Take each line containing the word "author" and copy it.

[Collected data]
"""

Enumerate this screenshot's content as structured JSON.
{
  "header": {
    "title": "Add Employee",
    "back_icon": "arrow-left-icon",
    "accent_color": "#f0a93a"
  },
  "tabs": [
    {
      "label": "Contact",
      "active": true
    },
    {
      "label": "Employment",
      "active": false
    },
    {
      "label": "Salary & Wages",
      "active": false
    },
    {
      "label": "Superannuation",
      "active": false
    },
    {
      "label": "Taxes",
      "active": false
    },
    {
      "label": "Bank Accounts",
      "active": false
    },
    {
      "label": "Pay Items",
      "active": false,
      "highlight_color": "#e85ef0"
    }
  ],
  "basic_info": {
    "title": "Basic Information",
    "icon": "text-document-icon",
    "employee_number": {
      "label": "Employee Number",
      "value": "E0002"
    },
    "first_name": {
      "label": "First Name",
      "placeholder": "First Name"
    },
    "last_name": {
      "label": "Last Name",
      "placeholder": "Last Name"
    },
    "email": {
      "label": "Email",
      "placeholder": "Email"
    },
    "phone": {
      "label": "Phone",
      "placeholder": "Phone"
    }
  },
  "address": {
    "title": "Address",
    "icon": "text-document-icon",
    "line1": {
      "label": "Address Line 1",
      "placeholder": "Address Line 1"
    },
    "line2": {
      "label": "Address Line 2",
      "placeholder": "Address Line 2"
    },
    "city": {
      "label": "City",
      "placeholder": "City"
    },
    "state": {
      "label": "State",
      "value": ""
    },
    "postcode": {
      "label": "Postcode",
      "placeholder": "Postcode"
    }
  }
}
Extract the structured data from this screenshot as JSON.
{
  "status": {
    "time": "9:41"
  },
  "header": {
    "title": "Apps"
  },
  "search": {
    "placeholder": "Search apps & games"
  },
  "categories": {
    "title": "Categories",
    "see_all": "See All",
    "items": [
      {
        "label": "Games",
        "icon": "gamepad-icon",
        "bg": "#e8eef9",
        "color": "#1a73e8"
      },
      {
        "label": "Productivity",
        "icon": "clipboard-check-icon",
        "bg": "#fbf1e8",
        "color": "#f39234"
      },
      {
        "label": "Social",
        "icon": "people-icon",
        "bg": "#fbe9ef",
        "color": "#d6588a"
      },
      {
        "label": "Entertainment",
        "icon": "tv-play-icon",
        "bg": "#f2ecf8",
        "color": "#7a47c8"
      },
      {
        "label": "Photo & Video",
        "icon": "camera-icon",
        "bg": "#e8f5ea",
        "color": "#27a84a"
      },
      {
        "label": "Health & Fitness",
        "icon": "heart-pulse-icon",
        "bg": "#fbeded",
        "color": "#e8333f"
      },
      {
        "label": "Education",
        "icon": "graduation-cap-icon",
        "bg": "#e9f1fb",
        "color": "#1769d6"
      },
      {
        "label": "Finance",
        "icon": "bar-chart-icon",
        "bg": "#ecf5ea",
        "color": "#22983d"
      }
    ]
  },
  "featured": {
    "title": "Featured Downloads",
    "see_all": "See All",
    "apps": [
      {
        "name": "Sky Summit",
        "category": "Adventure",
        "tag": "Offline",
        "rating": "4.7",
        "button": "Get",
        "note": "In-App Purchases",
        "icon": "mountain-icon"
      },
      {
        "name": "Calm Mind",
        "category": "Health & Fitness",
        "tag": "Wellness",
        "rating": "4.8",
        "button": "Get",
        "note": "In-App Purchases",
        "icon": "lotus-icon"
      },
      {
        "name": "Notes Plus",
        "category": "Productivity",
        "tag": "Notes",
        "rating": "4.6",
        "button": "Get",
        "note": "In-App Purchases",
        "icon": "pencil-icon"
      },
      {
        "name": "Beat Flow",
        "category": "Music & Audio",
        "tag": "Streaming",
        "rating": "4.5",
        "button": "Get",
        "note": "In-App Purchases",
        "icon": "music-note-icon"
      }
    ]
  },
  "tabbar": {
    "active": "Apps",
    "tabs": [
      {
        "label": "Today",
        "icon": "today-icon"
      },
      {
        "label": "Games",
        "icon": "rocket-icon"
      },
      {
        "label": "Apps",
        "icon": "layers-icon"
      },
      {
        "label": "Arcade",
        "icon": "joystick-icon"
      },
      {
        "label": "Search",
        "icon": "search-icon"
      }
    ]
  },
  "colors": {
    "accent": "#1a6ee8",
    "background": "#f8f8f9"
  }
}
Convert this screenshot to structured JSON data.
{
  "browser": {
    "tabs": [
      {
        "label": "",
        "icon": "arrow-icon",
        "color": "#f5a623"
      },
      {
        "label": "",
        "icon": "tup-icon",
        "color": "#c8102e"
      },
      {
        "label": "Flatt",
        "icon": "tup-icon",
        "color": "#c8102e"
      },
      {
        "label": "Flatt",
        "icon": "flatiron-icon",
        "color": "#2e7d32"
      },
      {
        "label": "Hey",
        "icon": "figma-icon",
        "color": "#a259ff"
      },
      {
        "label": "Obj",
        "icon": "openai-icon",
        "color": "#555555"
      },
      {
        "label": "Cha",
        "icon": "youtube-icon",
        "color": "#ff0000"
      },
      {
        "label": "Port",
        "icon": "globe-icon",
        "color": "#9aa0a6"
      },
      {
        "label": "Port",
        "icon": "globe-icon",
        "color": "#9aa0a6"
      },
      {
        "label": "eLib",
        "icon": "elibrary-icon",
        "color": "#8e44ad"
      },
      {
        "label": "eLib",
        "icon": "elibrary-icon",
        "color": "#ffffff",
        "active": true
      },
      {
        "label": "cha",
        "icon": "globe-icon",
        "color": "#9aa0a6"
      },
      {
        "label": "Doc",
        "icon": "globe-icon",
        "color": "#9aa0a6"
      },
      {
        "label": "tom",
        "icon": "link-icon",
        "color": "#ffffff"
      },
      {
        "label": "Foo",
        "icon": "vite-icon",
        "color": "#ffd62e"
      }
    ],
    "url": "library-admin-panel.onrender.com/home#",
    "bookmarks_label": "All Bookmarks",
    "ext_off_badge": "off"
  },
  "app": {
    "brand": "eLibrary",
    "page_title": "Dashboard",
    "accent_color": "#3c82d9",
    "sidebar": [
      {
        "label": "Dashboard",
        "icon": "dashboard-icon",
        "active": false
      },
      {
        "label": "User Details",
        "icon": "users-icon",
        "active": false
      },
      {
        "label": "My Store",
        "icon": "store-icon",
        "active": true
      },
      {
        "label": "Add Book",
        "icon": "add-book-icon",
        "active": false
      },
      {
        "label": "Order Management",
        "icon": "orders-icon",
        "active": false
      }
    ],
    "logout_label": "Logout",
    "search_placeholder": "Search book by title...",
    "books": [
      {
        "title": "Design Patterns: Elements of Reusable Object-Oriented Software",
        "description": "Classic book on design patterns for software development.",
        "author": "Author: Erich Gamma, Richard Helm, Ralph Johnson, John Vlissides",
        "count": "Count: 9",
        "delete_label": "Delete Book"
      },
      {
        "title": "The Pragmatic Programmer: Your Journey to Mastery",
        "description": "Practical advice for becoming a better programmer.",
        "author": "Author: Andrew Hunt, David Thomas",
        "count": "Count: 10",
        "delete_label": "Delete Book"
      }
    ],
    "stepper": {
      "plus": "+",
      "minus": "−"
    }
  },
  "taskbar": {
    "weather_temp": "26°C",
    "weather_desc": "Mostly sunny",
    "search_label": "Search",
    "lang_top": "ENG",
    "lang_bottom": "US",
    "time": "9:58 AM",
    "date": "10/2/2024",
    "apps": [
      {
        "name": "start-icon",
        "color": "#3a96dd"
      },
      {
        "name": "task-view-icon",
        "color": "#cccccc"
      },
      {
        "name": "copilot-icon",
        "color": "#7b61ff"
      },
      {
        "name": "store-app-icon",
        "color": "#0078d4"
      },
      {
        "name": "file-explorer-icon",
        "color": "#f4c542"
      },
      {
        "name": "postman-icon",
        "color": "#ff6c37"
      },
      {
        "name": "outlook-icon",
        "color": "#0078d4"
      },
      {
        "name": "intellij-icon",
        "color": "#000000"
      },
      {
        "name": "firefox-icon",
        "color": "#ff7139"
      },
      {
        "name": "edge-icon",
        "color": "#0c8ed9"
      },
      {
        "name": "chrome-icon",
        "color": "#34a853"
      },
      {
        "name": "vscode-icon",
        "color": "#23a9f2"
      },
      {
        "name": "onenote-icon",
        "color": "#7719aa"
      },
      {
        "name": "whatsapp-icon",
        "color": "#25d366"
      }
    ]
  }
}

"""

**Written solution:**
        "author": "Author: Erich Gamma, Richard Helm, Ralph Johnson, John Vlissides",
        "author": "Author: Andrew Hunt, David Thomas",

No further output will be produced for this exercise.